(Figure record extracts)
* BEGIN *

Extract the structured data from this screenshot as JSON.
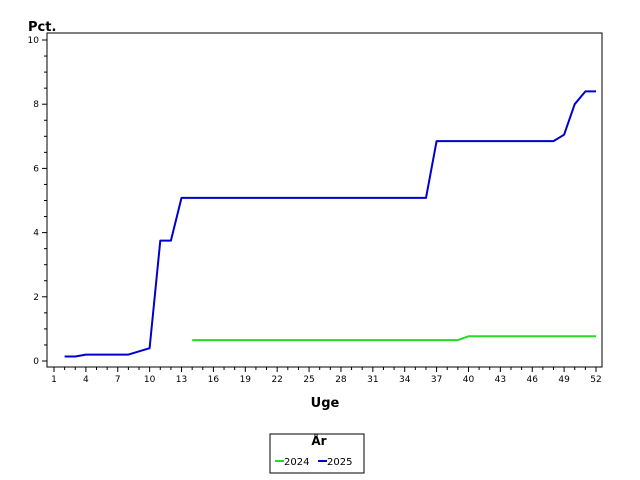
{
  "chart_data": {
    "type": "line",
    "ylabel": "Pct.",
    "xlabel": "Uge",
    "xlim": [
      1,
      52
    ],
    "ylim": [
      0,
      10
    ],
    "x_ticks": [
      1,
      4,
      7,
      10,
      13,
      16,
      19,
      22,
      25,
      28,
      31,
      34,
      37,
      40,
      43,
      46,
      49,
      52
    ],
    "y_ticks": [
      0,
      2,
      4,
      6,
      8,
      10
    ],
    "grid": false,
    "legend": {
      "title": "År",
      "placement": "bottom-center"
    },
    "series": [
      {
        "name": "2024",
        "color": "#22dd22",
        "points": [
          [
            14,
            0.65
          ],
          [
            39,
            0.65
          ],
          [
            40,
            0.77
          ],
          [
            52,
            0.77
          ]
        ]
      },
      {
        "name": "2025",
        "color": "#0000cc",
        "points": [
          [
            2,
            0.14
          ],
          [
            3,
            0.14
          ],
          [
            4,
            0.2
          ],
          [
            8,
            0.2
          ],
          [
            10,
            0.4
          ],
          [
            11,
            3.75
          ],
          [
            12,
            3.75
          ],
          [
            13,
            5.08
          ],
          [
            36,
            5.08
          ],
          [
            37,
            6.85
          ],
          [
            48,
            6.85
          ],
          [
            49,
            7.05
          ],
          [
            50,
            8.0
          ],
          [
            51,
            8.4
          ],
          [
            52,
            8.4
          ]
        ]
      }
    ]
  }
}
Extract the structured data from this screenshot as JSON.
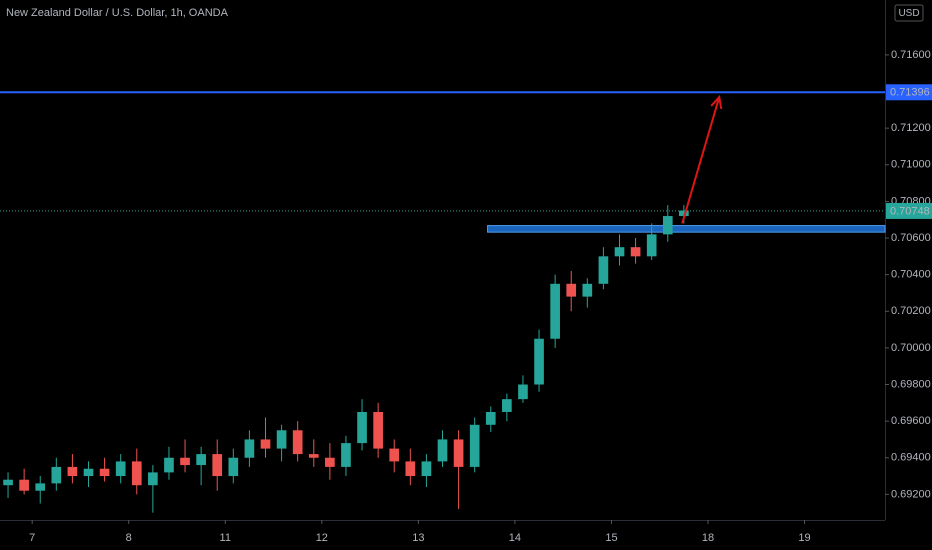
{
  "chart_data": {
    "type": "candlestick",
    "title": "New Zealand Dollar / U.S. Dollar, 1h, OANDA",
    "currency": "USD",
    "up_color": "#26a69a",
    "down_color": "#ef5350",
    "xlim": [
      0,
      55
    ],
    "xticks": [
      {
        "value": 2,
        "label": "7"
      },
      {
        "value": 8,
        "label": "8"
      },
      {
        "value": 14,
        "label": "11"
      },
      {
        "value": 20,
        "label": "12"
      },
      {
        "value": 26,
        "label": "13"
      },
      {
        "value": 32,
        "label": "14"
      },
      {
        "value": 38,
        "label": "15"
      },
      {
        "value": 44,
        "label": "18"
      },
      {
        "value": 50,
        "label": "19"
      }
    ],
    "ylim": [
      0.6906,
      0.719
    ],
    "yticks": [
      {
        "value": 0.692,
        "label": "0.69200"
      },
      {
        "value": 0.694,
        "label": "0.69400"
      },
      {
        "value": 0.696,
        "label": "0.69600"
      },
      {
        "value": 0.698,
        "label": "0.69800"
      },
      {
        "value": 0.7,
        "label": "0.70000"
      },
      {
        "value": 0.702,
        "label": "0.70200"
      },
      {
        "value": 0.704,
        "label": "0.70400"
      },
      {
        "value": 0.706,
        "label": "0.70600"
      },
      {
        "value": 0.708,
        "label": "0.70800"
      },
      {
        "value": 0.71,
        "label": "0.71000"
      },
      {
        "value": 0.712,
        "label": "0.71200"
      },
      {
        "value": 0.716,
        "label": "0.71600"
      }
    ],
    "open": [
      0.6925,
      0.6928,
      0.6922,
      0.6926,
      0.6935,
      0.693,
      0.6934,
      0.693,
      0.6938,
      0.6925,
      0.6932,
      0.694,
      0.6936,
      0.6942,
      0.693,
      0.694,
      0.695,
      0.6945,
      0.6955,
      0.6942,
      0.694,
      0.6935,
      0.6948,
      0.6965,
      0.6945,
      0.6938,
      0.693,
      0.6938,
      0.695,
      0.6935,
      0.6958,
      0.6965,
      0.6972,
      0.698,
      0.7005,
      0.7035,
      0.7028,
      0.7035,
      0.705,
      0.7055,
      0.705,
      0.7062,
      0.7072
    ],
    "high": [
      0.6932,
      0.6934,
      0.693,
      0.694,
      0.6942,
      0.6938,
      0.694,
      0.6942,
      0.6945,
      0.6936,
      0.6946,
      0.695,
      0.6946,
      0.695,
      0.6945,
      0.6955,
      0.6962,
      0.6958,
      0.696,
      0.695,
      0.6948,
      0.6952,
      0.6972,
      0.697,
      0.695,
      0.6945,
      0.6942,
      0.6955,
      0.6955,
      0.6962,
      0.6968,
      0.6975,
      0.6985,
      0.701,
      0.704,
      0.7042,
      0.7038,
      0.7055,
      0.7062,
      0.706,
      0.7068,
      0.7078,
      0.7078
    ],
    "low": [
      0.6918,
      0.692,
      0.6915,
      0.6922,
      0.6926,
      0.6924,
      0.6927,
      0.6926,
      0.692,
      0.691,
      0.6928,
      0.6932,
      0.6925,
      0.6922,
      0.6926,
      0.6935,
      0.694,
      0.6938,
      0.6938,
      0.6935,
      0.6928,
      0.693,
      0.6944,
      0.694,
      0.6932,
      0.6925,
      0.6924,
      0.6935,
      0.6912,
      0.6932,
      0.6954,
      0.696,
      0.697,
      0.6976,
      0.7,
      0.702,
      0.7022,
      0.7032,
      0.7045,
      0.7046,
      0.7048,
      0.7058,
      0.7068
    ],
    "close": [
      0.6928,
      0.6922,
      0.6926,
      0.6935,
      0.693,
      0.6934,
      0.693,
      0.6938,
      0.6925,
      0.6932,
      0.694,
      0.6936,
      0.6942,
      0.693,
      0.694,
      0.695,
      0.6945,
      0.6955,
      0.6942,
      0.694,
      0.6935,
      0.6948,
      0.6965,
      0.6945,
      0.6938,
      0.693,
      0.6938,
      0.695,
      0.6935,
      0.6958,
      0.6965,
      0.6972,
      0.698,
      0.7005,
      0.7035,
      0.7028,
      0.7035,
      0.705,
      0.7055,
      0.705,
      0.7062,
      0.7072,
      0.7075
    ],
    "lines": [
      {
        "value": 0.71396,
        "label": "0.71396",
        "color": "#2962ff",
        "dotted": false
      },
      {
        "value": 0.70748,
        "label": "0.70748",
        "color": "#26a69a",
        "dotted": true
      }
    ],
    "zone": {
      "start": 30.3,
      "low": 0.70632,
      "high": 0.70668,
      "color": "#1e6fd0"
    },
    "arrow": {
      "x": [
        42.4,
        44.7
      ],
      "y": [
        0.7068,
        0.7137
      ],
      "color": "#e01515"
    }
  }
}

* END *

→ **What you have to do**
Except for the pictures, copy the material above exactly.

→ **Result**
Extract the structured data from this screenshot as JSON.
{
  "chart_data": {
    "type": "line",
    "ylabel": "Pct.",
    "xlabel": "Uge",
    "xlim": [
      1,
      52
    ],
    "ylim": [
      0,
      10
    ],
    "x_ticks": [
      1,
      4,
      7,
      10,
      13,
      16,
      19,
      22,
      25,
      28,
      31,
      34,
      37,
      40,
      43,
      46,
      49,
      52
    ],
    "y_ticks": [
      0,
      2,
      4,
      6,
      8,
      10
    ],
    "grid": false,
    "legend": {
      "title": "År",
      "placement": "bottom-center"
    },
    "series": [
      {
        "name": "2024",
        "color": "#22dd22",
        "points": [
          [
            14,
            0.65
          ],
          [
            39,
            0.65
          ],
          [
            40,
            0.77
          ],
          [
            52,
            0.77
          ]
        ]
      },
      {
        "name": "2025",
        "color": "#0000cc",
        "points": [
          [
            2,
            0.14
          ],
          [
            3,
            0.14
          ],
          [
            4,
            0.2
          ],
          [
            8,
            0.2
          ],
          [
            10,
            0.4
          ],
          [
            11,
            3.75
          ],
          [
            12,
            3.75
          ],
          [
            13,
            5.08
          ],
          [
            36,
            5.08
          ],
          [
            37,
            6.85
          ],
          [
            48,
            6.85
          ],
          [
            49,
            7.05
          ],
          [
            50,
            8.0
          ],
          [
            51,
            8.4
          ],
          [
            52,
            8.4
          ]
        ]
      }
    ]
  }
}
Extract the structured data from this screenshot as JSON.
{
  "chart_data": {
    "type": "candlestick",
    "title": "New Zealand Dollar / U.S. Dollar, 1h, OANDA",
    "currency": "USD",
    "up_color": "#26a69a",
    "down_color": "#ef5350",
    "xlim": [
      0,
      55
    ],
    "xticks": [
      {
        "value": 2,
        "label": "7"
      },
      {
        "value": 8,
        "label": "8"
      },
      {
        "value": 14,
        "label": "11"
      },
      {
        "value": 20,
        "label": "12"
      },
      {
        "value": 26,
        "label": "13"
      },
      {
        "value": 32,
        "label": "14"
      },
      {
        "value": 38,
        "label": "15"
      },
      {
        "value": 44,
        "label": "18"
      },
      {
        "value": 50,
        "label": "19"
      }
    ],
    "ylim": [
      0.6906,
      0.719
    ],
    "yticks": [
      {
        "value": 0.692,
        "label": "0.69200"
      },
      {
        "value": 0.694,
        "label": "0.69400"
      },
      {
        "value": 0.696,
        "label": "0.69600"
      },
      {
        "value": 0.698,
        "label": "0.69800"
      },
      {
        "value": 0.7,
        "label": "0.70000"
      },
      {
        "value": 0.702,
        "label": "0.70200"
      },
      {
        "value": 0.704,
        "label": "0.70400"
      },
      {
        "value": 0.706,
        "label": "0.70600"
      },
      {
        "value": 0.708,
        "label": "0.70800"
      },
      {
        "value": 0.71,
        "label": "0.71000"
      },
      {
        "value": 0.712,
        "label": "0.71200"
      },
      {
        "value": 0.716,
        "label": "0.71600"
      }
    ],
    "open": [
      0.6925,
      0.6928,
      0.6922,
      0.6926,
      0.6935,
      0.693,
      0.6934,
      0.693,
      0.6938,
      0.6925,
      0.6932,
      0.694,
      0.6936,
      0.6942,
      0.693,
      0.694,
      0.695,
      0.6945,
      0.6955,
      0.6942,
      0.694,
      0.6935,
      0.6948,
      0.6965,
      0.6945,
      0.6938,
      0.693,
      0.6938,
      0.695,
      0.6935,
      0.6958,
      0.6965,
      0.6972,
      0.698,
      0.7005,
      0.7035,
      0.7028,
      0.7035,
      0.705,
      0.7055,
      0.705,
      0.7062,
      0.7072
    ],
    "high": [
      0.6932,
      0.6934,
      0.693,
      0.694,
      0.6942,
      0.6938,
      0.694,
      0.6942,
      0.6945,
      0.6936,
      0.6946,
      0.695,
      0.6946,
      0.695,
      0.6945,
      0.6955,
      0.6962,
      0.6958,
      0.696,
      0.695,
      0.6948,
      0.6952,
      0.6972,
      0.697,
      0.695,
      0.6945,
      0.6942,
      0.6955,
      0.6955,
      0.6962,
      0.6968,
      0.6975,
      0.6985,
      0.701,
      0.704,
      0.7042,
      0.7038,
      0.7055,
      0.7062,
      0.706,
      0.7068,
      0.7078,
      0.7078
    ],
    "low": [
      0.6918,
      0.692,
      0.6915,
      0.6922,
      0.6926,
      0.6924,
      0.6927,
      0.6926,
      0.692,
      0.691,
      0.6928,
      0.6932,
      0.6925,
      0.6922,
      0.6926,
      0.6935,
      0.694,
      0.6938,
      0.6938,
      0.6935,
      0.6928,
      0.693,
      0.6944,
      0.694,
      0.6932,
      0.6925,
      0.6924,
      0.6935,
      0.6912,
      0.6932,
      0.6954,
      0.696,
      0.697,
      0.6976,
      0.7,
      0.702,
      0.7022,
      0.7032,
      0.7045,
      0.7046,
      0.7048,
      0.7058,
      0.7068
    ],
    "close": [
      0.6928,
      0.6922,
      0.6926,
      0.6935,
      0.693,
      0.6934,
      0.693,
      0.6938,
      0.6925,
      0.6932,
      0.694,
      0.6936,
      0.6942,
      0.693,
      0.694,
      0.695,
      0.6945,
      0.6955,
      0.6942,
      0.694,
      0.6935,
      0.6948,
      0.6965,
      0.6945,
      0.6938,
      0.693,
      0.6938,
      0.695,
      0.6935,
      0.6958,
      0.6965,
      0.6972,
      0.698,
      0.7005,
      0.7035,
      0.7028,
      0.7035,
      0.705,
      0.7055,
      0.705,
      0.7062,
      0.7072,
      0.7075
    ],
    "lines": [
      {
        "value": 0.71396,
        "label": "0.71396",
        "color": "#2962ff",
        "dotted": false
      },
      {
        "value": 0.70748,
        "label": "0.70748",
        "color": "#26a69a",
        "dotted": true
      }
    ],
    "zone": {
      "start": 30.3,
      "low": 0.70632,
      "high": 0.70668,
      "color": "#1e6fd0"
    },
    "arrow": {
      "x": [
        42.4,
        44.7
      ],
      "y": [
        0.7068,
        0.7137
      ],
      "color": "#e01515"
    }
  }
}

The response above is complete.